# start of Input material

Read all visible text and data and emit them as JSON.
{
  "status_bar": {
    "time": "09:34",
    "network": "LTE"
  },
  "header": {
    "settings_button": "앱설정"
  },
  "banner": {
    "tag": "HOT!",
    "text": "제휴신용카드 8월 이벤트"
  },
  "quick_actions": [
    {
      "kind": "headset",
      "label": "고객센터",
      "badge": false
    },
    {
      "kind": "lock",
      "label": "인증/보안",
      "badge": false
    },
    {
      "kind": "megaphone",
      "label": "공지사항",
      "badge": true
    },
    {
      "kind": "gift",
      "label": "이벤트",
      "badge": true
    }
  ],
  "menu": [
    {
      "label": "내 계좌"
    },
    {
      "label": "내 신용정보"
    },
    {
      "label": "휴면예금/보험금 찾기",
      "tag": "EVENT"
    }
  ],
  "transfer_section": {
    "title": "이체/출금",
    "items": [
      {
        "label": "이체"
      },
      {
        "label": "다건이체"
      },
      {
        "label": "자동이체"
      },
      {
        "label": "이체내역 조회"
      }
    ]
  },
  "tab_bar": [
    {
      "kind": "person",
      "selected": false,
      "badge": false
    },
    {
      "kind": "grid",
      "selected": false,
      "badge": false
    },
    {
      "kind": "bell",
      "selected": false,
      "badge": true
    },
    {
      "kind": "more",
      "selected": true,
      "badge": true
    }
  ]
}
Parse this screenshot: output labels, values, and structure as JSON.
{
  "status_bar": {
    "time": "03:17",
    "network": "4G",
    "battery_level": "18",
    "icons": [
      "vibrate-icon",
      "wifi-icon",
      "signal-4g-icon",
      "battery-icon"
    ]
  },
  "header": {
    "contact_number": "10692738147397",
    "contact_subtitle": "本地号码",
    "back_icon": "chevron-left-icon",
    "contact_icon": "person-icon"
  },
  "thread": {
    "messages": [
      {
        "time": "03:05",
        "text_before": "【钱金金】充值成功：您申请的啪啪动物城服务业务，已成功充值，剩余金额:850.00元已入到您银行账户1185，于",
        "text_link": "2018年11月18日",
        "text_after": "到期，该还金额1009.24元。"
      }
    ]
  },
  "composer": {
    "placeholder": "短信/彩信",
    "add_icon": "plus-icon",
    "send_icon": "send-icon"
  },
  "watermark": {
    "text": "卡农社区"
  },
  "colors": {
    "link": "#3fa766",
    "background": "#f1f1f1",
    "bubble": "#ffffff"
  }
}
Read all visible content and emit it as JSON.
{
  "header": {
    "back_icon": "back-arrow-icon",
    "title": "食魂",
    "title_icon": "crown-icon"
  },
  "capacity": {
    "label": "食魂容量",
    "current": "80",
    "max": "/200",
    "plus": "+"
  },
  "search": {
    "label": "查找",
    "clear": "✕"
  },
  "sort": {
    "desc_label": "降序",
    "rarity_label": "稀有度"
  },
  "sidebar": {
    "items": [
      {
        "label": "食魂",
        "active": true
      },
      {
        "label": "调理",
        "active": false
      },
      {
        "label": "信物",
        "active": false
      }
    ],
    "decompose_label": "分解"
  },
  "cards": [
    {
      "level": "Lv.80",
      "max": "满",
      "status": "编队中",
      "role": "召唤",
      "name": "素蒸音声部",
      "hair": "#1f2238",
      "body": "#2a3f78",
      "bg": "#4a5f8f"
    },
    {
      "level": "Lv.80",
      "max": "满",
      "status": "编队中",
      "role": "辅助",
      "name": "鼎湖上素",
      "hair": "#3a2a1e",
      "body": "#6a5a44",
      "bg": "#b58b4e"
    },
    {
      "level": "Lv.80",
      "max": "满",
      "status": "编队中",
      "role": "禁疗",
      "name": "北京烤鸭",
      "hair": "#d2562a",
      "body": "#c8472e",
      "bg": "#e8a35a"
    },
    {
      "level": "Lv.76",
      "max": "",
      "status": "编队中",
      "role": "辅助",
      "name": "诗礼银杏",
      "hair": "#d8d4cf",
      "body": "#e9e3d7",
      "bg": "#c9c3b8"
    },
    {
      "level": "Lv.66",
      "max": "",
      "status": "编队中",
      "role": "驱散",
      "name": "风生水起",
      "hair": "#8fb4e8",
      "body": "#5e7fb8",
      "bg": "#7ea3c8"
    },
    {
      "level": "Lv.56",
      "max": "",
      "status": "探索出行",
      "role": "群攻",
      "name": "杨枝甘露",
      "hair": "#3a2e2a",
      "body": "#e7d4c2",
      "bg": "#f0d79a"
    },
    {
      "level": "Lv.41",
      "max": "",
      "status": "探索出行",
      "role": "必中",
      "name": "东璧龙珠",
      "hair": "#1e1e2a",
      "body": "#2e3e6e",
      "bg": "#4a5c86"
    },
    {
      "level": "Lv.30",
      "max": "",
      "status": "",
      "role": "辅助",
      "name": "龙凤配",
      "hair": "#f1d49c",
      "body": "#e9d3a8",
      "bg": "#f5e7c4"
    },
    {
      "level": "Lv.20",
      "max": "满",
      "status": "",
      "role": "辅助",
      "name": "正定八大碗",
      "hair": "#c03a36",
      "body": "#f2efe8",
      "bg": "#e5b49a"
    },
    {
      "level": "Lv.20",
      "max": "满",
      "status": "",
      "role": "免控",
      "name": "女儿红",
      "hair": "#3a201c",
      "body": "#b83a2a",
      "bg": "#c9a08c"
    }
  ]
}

# end of Input material

#### Problem statement
Return the listing above in its exact form.

#### The output
Read all visible text and data and emit them as JSON.
{
  "status_bar": {
    "time": "09:34",
    "network": "LTE"
  },
  "header": {
    "settings_button": "앱설정"
  },
  "banner": {
    "tag": "HOT!",
    "text": "제휴신용카드 8월 이벤트"
  },
  "quick_actions": [
    {
      "kind": "headset",
      "label": "고객센터",
      "badge": false
    },
    {
      "kind": "lock",
      "label": "인증/보안",
      "badge": false
    },
    {
      "kind": "megaphone",
      "label": "공지사항",
      "badge": true
    },
    {
      "kind": "gift",
      "label": "이벤트",
      "badge": true
    }
  ],
  "menu": [
    {
      "label": "내 계좌"
    },
    {
      "label": "내 신용정보"
    },
    {
      "label": "휴면예금/보험금 찾기",
      "tag": "EVENT"
    }
  ],
  "transfer_section": {
    "title": "이체/출금",
    "items": [
      {
        "label": "이체"
      },
      {
        "label": "다건이체"
      },
      {
        "label": "자동이체"
      },
      {
        "label": "이체내역 조회"
      }
    ]
  },
  "tab_bar": [
    {
      "kind": "person",
      "selected": false,
      "badge": false
    },
    {
      "kind": "grid",
      "selected": false,
      "badge": false
    },
    {
      "kind": "bell",
      "selected": false,
      "badge": true
    },
    {
      "kind": "more",
      "selected": true,
      "badge": true
    }
  ]
}
Parse this screenshot: output labels, values, and structure as JSON.
{
  "status_bar": {
    "time": "03:17",
    "network": "4G",
    "battery_level": "18",
    "icons": [
      "vibrate-icon",
      "wifi-icon",
      "signal-4g-icon",
      "battery-icon"
    ]
  },
  "header": {
    "contact_number": "10692738147397",
    "contact_subtitle": "本地号码",
    "back_icon": "chevron-left-icon",
    "contact_icon": "person-icon"
  },
  "thread": {
    "messages": [
      {
        "time": "03:05",
        "text_before": "【钱金金】充值成功：您申请的啪啪动物城服务业务，已成功充值，剩余金额:850.00元已入到您银行账户1185，于",
        "text_link": "2018年11月18日",
        "text_after": "到期，该还金额1009.24元。"
      }
    ]
  },
  "composer": {
    "placeholder": "短信/彩信",
    "add_icon": "plus-icon",
    "send_icon": "send-icon"
  },
  "watermark": {
    "text": "卡农社区"
  },
  "colors": {
    "link": "#3fa766",
    "background": "#f1f1f1",
    "bubble": "#ffffff"
  }
}
Read all visible content and emit it as JSON.
{
  "header": {
    "back_icon": "back-arrow-icon",
    "title": "食魂",
    "title_icon": "crown-icon"
  },
  "capacity": {
    "label": "食魂容量",
    "current": "80",
    "max": "/200",
    "plus": "+"
  },
  "search": {
    "label": "查找",
    "clear": "✕"
  },
  "sort": {
    "desc_label": "降序",
    "rarity_label": "稀有度"
  },
  "sidebar": {
    "items": [
      {
        "label": "食魂",
        "active": true
      },
      {
        "label": "调理",
        "active": false
      },
      {
        "label": "信物",
        "active": false
      }
    ],
    "decompose_label": "分解"
  },
  "cards": [
    {
      "level": "Lv.80",
      "max": "满",
      "status": "编队中",
      "role": "召唤",
      "name": "素蒸音声部",
      "hair": "#1f2238",
      "body": "#2a3f78",
      "bg": "#4a5f8f"
    },
    {
      "level": "Lv.80",
      "max": "满",
      "status": "编队中",
      "role": "辅助",
      "name": "鼎湖上素",
      "hair": "#3a2a1e",
      "body": "#6a5a44",
      "bg": "#b58b4e"
    },
    {
      "level": "Lv.80",
      "max": "满",
      "status": "编队中",
      "role": "禁疗",
      "name": "北京烤鸭",
      "hair": "#d2562a",
      "body": "#c8472e",
      "bg": "#e8a35a"
    },
    {
      "level": "Lv.76",
      "max": "",
      "status": "编队中",
      "role": "辅助",
      "name": "诗礼银杏",
      "hair": "#d8d4cf",
      "body": "#e9e3d7",
      "bg": "#c9c3b8"
    },
    {
      "level": "Lv.66",
      "max": "",
      "status": "编队中",
      "role": "驱散",
      "name": "风生水起",
      "hair": "#8fb4e8",
      "body": "#5e7fb8",
      "bg": "#7ea3c8"
    },
    {
      "level": "Lv.56",
      "max": "",
      "status": "探索出行",
      "role": "群攻",
      "name": "杨枝甘露",
      "hair": "#3a2e2a",
      "body": "#e7d4c2",
      "bg": "#f0d79a"
    },
    {
      "level": "Lv.41",
      "max": "",
      "status": "探索出行",
      "role": "必中",
      "name": "东璧龙珠",
      "hair": "#1e1e2a",
      "body": "#2e3e6e",
      "bg": "#4a5c86"
    },
    {
      "level": "Lv.30",
      "max": "",
      "status": "",
      "role": "辅助",
      "name": "龙凤配",
      "hair": "#f1d49c",
      "body": "#e9d3a8",
      "bg": "#f5e7c4"
    },
    {
      "level": "Lv.20",
      "max": "满",
      "status": "",
      "role": "辅助",
      "name": "正定八大碗",
      "hair": "#c03a36",
      "body": "#f2efe8",
      "bg": "#e5b49a"
    },
    {
      "level": "Lv.20",
      "max": "满",
      "status": "",
      "role": "免控",
      "name": "女儿红",
      "hair": "#3a201c",
      "body": "#b83a2a",
      "bg": "#c9a08c"
    }
  ]
}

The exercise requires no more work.